INSTRUCTIONS FOR THE TASK: Find each line with the string "title" and copy it.

•••••

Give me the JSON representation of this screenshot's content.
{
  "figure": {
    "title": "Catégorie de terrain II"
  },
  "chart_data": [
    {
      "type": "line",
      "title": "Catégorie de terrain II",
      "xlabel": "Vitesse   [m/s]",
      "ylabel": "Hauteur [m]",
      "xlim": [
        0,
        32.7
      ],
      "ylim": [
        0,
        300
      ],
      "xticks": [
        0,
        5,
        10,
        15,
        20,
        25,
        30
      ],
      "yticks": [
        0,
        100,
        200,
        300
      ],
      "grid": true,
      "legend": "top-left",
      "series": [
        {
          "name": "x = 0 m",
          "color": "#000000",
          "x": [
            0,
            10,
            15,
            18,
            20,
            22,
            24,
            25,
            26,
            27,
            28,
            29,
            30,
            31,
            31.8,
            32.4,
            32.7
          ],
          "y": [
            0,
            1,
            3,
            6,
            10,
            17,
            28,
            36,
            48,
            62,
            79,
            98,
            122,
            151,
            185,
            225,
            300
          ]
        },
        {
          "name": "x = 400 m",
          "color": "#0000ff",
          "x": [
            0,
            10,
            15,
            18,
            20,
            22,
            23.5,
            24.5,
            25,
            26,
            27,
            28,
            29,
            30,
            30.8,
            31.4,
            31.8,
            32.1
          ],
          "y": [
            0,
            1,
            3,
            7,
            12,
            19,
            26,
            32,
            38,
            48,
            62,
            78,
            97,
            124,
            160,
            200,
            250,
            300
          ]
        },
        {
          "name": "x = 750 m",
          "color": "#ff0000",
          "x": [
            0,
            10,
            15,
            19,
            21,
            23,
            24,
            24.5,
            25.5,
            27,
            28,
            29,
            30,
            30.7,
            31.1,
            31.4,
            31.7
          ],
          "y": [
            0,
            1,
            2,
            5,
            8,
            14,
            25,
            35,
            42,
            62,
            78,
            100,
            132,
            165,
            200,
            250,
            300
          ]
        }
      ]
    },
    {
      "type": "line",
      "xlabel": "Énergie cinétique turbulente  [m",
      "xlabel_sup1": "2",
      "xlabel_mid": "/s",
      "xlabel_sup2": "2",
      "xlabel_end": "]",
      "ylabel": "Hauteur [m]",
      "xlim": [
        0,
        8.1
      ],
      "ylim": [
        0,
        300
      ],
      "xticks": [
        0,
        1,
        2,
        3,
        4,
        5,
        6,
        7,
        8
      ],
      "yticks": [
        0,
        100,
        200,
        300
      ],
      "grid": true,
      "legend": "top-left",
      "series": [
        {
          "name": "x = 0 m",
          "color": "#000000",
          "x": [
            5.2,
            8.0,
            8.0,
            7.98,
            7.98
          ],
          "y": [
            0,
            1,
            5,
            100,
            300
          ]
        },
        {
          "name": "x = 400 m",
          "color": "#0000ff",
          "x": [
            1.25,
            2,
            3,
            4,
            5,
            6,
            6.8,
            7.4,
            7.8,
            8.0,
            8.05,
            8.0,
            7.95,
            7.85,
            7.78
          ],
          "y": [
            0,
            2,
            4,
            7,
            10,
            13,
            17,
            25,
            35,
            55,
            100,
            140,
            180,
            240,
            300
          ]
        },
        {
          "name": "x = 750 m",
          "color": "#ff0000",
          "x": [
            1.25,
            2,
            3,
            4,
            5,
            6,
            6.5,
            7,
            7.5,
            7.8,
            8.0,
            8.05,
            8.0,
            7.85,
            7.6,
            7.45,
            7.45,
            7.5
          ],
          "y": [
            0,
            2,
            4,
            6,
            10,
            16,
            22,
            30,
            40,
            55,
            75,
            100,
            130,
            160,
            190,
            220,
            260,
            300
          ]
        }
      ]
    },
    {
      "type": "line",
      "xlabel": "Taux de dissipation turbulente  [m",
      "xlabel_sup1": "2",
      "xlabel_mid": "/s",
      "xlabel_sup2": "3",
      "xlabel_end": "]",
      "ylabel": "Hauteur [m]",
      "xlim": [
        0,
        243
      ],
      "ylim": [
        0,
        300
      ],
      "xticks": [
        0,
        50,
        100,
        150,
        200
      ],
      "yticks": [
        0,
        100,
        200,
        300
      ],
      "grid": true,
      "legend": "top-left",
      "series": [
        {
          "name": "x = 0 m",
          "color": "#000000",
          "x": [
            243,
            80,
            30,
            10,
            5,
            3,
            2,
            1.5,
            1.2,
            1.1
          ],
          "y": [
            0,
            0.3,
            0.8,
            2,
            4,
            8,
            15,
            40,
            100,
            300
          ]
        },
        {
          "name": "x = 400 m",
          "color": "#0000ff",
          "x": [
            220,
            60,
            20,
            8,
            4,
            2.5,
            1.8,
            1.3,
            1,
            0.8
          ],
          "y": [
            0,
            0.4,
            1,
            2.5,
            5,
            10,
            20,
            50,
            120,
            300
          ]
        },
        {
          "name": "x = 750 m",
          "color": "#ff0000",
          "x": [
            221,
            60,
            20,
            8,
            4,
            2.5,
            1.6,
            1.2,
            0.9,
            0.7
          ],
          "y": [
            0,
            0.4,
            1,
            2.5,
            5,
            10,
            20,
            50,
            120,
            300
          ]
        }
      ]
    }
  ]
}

•••••

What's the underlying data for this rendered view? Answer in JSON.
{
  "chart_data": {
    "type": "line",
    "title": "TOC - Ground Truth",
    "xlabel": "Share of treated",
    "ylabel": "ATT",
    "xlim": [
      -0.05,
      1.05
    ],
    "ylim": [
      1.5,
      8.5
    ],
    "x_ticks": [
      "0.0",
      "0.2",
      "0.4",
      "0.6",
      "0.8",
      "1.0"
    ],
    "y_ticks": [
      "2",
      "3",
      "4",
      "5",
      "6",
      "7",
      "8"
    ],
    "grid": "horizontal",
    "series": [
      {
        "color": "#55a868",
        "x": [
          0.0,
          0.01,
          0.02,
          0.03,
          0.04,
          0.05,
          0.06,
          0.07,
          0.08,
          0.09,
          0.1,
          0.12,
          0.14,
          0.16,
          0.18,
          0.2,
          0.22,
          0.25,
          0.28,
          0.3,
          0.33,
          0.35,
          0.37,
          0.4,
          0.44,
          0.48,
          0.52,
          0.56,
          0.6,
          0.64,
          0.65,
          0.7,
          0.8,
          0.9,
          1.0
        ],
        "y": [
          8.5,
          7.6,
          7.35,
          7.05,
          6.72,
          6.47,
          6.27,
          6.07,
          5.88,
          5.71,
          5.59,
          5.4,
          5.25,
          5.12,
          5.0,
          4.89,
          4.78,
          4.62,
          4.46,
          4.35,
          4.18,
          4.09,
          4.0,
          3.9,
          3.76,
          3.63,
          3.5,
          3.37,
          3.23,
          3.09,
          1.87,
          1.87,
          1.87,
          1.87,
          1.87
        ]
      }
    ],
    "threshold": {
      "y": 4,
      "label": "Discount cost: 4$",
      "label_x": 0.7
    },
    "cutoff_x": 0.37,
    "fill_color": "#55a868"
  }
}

•••••

OUTPUT:
    "title": "Catégorie de terrain II"
      "title": "Catégorie de terrain II",
    "title": "TOC - Ground Truth",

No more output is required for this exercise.